> [EXERCISE BRIEF]: Write out precisely the lines beginning with the line that contains "What's the underlying" and ending with the last line of the entries, and no other lines.

--- begin LISTED RECORDS ---

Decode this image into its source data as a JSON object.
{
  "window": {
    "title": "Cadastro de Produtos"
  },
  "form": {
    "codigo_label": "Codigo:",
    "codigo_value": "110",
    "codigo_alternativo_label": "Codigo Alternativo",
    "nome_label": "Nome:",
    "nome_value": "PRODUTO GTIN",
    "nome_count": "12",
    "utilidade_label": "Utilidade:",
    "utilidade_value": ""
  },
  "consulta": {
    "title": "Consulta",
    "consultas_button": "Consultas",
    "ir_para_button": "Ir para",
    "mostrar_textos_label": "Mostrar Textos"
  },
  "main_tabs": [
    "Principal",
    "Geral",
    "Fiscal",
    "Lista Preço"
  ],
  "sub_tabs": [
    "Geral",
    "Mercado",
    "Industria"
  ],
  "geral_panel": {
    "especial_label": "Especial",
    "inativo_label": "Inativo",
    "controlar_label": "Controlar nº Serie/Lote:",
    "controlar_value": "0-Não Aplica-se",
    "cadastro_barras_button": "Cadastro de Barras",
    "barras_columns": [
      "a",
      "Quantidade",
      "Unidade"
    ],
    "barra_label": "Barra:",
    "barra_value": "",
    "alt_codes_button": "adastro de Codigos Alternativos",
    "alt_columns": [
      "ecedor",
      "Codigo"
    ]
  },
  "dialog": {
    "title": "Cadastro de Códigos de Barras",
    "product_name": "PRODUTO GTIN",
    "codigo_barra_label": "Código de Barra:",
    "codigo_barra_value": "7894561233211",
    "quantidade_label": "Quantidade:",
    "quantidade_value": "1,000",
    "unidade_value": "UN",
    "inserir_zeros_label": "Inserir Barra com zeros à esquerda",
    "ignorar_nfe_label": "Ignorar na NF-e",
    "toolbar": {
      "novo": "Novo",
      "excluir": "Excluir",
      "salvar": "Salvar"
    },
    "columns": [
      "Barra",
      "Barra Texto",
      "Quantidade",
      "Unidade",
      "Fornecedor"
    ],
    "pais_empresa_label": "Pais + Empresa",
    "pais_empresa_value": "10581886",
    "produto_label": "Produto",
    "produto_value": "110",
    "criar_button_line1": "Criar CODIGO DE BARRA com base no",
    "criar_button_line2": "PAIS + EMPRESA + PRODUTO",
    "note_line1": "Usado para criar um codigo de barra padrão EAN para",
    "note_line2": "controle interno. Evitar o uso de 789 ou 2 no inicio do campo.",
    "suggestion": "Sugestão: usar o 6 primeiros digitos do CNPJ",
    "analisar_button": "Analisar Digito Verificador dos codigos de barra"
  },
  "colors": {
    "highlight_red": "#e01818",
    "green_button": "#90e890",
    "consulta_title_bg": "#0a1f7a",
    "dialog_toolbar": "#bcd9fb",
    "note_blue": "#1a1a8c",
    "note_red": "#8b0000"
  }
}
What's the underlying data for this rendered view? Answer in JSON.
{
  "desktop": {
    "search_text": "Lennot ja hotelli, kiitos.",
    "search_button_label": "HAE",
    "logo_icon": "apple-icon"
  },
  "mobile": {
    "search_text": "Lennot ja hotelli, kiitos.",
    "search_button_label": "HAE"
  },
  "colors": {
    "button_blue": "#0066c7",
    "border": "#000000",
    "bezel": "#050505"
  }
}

--- end LISTED RECORDS ---

> [EXERCISE ANSWER]:
What's the underlying data for this rendered view? Answer in JSON.
{
  "desktop": {
    "search_text": "Lennot ja hotelli, kiitos.",
    "search_button_label": "HAE",
    "logo_icon": "apple-icon"
  },
  "mobile": {
    "search_text": "Lennot ja hotelli, kiitos.",
    "search_button_label": "HAE"
  },
  "colors": {
    "button_blue": "#0066c7",
    "border": "#000000",
    "bezel": "#050505"
  }
}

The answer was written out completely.